▸ **Source text**
╭──

Big Mac…

As it turns out, Doug MacArthur was right. We should have gone right ahead and pummeled North Korea into submission in the early 1950s and skipped over the last 60 years of them becoming increasingly batshit crazy. In the 50s it would have been socially acceptable to lob a few nukes at them, throw the Chinese back across the Yalu, and unify the Korean peninsula under the democratically elected government of the south. Today we have to send them grain and beg them for a chance to “talk it out.” Hindsight is a real pain in the ass, like that.

Big Mac, Curtis LeMay, George Patton, and even Colin Powell knew how to handle the kind of situation that results from your enemy declaring that they are no longer bound by the terms of a ceasefire… you destroy them with massive and overwhelming force. But we live in a civilized world now, where it’s impolite to even make that kind of suggestion for fear of being labeled a war monger or worse.

North Korea is a mess… and not the kind that’s going to be fixed by a shipload of food and asking them to sit down for tea in Panmunjom. But since our leaders don’t seem capable of even making sensible domestic decisions, my expectation of them being able to make the hard calls on the international stage is almost nonexistent. So instead of making the world just a little safer for democracy we’ll go for round 487 of the DPRK behaving badly and getting rewarded for its trouble.

Sometimes I just don’t see the point in being a superpower anymore.

╰──

▸ **Given records**
╭──

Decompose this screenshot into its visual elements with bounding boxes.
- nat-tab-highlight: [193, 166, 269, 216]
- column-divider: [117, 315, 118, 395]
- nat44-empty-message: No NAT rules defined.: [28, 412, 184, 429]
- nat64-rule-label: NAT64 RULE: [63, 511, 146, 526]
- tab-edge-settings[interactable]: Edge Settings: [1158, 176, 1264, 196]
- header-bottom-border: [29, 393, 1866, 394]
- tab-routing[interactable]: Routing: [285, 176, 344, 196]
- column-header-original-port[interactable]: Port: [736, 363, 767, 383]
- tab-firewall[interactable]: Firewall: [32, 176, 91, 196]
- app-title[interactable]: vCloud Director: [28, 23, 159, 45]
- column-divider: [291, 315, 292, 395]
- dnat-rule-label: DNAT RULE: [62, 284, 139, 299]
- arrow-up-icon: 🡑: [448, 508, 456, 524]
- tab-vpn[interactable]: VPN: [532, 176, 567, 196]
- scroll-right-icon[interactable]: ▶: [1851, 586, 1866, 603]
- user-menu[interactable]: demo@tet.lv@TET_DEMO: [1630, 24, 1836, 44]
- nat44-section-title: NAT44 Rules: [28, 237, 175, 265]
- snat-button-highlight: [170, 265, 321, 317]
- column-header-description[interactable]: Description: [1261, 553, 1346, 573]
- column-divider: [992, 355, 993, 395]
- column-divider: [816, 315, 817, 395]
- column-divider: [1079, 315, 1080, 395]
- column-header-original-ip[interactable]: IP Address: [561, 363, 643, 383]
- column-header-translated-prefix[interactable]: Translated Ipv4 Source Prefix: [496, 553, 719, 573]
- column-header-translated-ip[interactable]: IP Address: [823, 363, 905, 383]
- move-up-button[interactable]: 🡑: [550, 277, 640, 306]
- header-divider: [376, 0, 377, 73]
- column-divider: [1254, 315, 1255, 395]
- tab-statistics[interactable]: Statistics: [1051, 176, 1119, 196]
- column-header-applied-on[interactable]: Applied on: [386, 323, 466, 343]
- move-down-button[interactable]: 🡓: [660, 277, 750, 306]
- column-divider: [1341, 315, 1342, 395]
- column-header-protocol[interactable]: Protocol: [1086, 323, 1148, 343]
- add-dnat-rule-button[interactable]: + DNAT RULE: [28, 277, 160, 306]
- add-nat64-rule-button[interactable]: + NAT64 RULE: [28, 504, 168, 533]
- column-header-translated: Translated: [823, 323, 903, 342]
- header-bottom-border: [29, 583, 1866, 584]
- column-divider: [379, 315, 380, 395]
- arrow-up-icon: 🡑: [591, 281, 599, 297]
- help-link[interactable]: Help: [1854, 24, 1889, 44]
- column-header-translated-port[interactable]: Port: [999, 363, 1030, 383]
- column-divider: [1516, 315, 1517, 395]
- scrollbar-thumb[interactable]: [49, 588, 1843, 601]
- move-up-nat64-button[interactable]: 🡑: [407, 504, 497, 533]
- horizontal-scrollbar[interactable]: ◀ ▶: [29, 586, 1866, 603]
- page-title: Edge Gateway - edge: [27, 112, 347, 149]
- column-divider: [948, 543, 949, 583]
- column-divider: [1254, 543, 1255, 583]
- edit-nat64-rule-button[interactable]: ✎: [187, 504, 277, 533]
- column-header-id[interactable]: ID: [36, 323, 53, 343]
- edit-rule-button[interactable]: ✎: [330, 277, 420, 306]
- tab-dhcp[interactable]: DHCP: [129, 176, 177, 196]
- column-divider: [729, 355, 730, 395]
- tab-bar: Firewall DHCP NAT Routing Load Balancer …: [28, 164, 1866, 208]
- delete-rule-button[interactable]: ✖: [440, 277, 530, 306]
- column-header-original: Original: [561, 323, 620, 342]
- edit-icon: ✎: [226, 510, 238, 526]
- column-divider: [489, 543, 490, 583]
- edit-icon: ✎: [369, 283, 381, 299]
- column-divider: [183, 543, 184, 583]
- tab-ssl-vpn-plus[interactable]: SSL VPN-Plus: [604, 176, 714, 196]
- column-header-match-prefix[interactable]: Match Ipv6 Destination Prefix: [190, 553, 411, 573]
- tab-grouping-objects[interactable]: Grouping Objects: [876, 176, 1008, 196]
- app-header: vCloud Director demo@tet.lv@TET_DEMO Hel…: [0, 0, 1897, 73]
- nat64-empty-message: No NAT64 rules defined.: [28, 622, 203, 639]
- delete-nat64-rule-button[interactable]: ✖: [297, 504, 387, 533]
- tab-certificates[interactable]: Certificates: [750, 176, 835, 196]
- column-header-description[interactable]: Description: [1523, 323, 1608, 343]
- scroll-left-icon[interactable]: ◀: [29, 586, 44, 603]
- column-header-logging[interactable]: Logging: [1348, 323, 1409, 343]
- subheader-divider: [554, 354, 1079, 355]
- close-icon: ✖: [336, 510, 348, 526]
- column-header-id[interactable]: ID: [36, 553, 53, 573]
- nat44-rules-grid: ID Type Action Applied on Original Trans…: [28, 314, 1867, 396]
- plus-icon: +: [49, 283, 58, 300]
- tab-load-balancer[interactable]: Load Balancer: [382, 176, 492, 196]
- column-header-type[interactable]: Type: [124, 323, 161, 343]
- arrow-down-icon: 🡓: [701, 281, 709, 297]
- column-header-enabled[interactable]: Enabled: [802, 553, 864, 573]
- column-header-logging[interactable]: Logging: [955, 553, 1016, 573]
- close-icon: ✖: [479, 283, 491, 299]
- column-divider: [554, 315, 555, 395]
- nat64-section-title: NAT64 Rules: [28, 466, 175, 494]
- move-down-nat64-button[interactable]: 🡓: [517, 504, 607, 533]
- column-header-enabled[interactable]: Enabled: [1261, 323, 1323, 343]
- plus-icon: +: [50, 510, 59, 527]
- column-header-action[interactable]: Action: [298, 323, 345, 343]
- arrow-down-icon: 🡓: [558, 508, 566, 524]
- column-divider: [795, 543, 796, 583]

╰──

▸ **Task to complete**
Please name the four figures that the North Korea post says knew how to handle an enemy declaring itself no longer bound by a ceasefire. The records play no part in this exercise.

▸ **Expected answer**
Big Mac, Curtis LeMay, George Patton, and Colin Powell.